▶ Extracted data:
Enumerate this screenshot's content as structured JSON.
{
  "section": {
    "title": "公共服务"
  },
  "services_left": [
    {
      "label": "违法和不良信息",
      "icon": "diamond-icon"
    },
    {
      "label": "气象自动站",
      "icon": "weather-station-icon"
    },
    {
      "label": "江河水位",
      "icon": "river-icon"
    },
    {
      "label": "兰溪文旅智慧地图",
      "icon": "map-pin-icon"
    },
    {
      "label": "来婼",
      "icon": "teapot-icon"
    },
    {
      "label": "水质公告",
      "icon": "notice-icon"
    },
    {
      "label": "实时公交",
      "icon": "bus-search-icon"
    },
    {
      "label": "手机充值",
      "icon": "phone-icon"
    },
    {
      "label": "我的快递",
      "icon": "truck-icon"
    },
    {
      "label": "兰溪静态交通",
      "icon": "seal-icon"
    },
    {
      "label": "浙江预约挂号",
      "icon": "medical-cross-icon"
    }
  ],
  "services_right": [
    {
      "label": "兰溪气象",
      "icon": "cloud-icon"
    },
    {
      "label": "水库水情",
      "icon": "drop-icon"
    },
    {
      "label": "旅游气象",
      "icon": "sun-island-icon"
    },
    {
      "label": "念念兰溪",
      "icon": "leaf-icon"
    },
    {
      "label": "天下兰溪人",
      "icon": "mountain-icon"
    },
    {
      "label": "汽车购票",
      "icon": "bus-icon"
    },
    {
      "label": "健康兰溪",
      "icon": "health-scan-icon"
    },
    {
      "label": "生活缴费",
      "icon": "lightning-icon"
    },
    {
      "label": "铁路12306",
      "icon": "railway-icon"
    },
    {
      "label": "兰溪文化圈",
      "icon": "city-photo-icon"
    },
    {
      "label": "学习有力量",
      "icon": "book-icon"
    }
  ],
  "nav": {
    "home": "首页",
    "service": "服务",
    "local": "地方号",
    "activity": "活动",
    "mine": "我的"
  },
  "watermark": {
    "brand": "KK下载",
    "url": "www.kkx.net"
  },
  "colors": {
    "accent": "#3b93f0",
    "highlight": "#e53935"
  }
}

▶ What is asked: Working from the material above, retype it in its entirety without change.

▶ Task answer:
Enumerate this screenshot's content as structured JSON.
{
  "section": {
    "title": "公共服务"
  },
  "services_left": [
    {
      "label": "违法和不良信息",
      "icon": "diamond-icon"
    },
    {
      "label": "气象自动站",
      "icon": "weather-station-icon"
    },
    {
      "label": "江河水位",
      "icon": "river-icon"
    },
    {
      "label": "兰溪文旅智慧地图",
      "icon": "map-pin-icon"
    },
    {
      "label": "来婼",
      "icon": "teapot-icon"
    },
    {
      "label": "水质公告",
      "icon": "notice-icon"
    },
    {
      "label": "实时公交",
      "icon": "bus-search-icon"
    },
    {
      "label": "手机充值",
      "icon": "phone-icon"
    },
    {
      "label": "我的快递",
      "icon": "truck-icon"
    },
    {
      "label": "兰溪静态交通",
      "icon": "seal-icon"
    },
    {
      "label": "浙江预约挂号",
      "icon": "medical-cross-icon"
    }
  ],
  "services_right": [
    {
      "label": "兰溪气象",
      "icon": "cloud-icon"
    },
    {
      "label": "水库水情",
      "icon": "drop-icon"
    },
    {
      "label": "旅游气象",
      "icon": "sun-island-icon"
    },
    {
      "label": "念念兰溪",
      "icon": "leaf-icon"
    },
    {
      "label": "天下兰溪人",
      "icon": "mountain-icon"
    },
    {
      "label": "汽车购票",
      "icon": "bus-icon"
    },
    {
      "label": "健康兰溪",
      "icon": "health-scan-icon"
    },
    {
      "label": "生活缴费",
      "icon": "lightning-icon"
    },
    {
      "label": "铁路12306",
      "icon": "railway-icon"
    },
    {
      "label": "兰溪文化圈",
      "icon": "city-photo-icon"
    },
    {
      "label": "学习有力量",
      "icon": "book-icon"
    }
  ],
  "nav": {
    "home": "首页",
    "service": "服务",
    "local": "地方号",
    "activity": "活动",
    "mine": "我的"
  },
  "watermark": {
    "brand": "KK下载",
    "url": "www.kkx.net"
  },
  "colors": {
    "accent": "#3b93f0",
    "highlight": "#e53935"
  }
}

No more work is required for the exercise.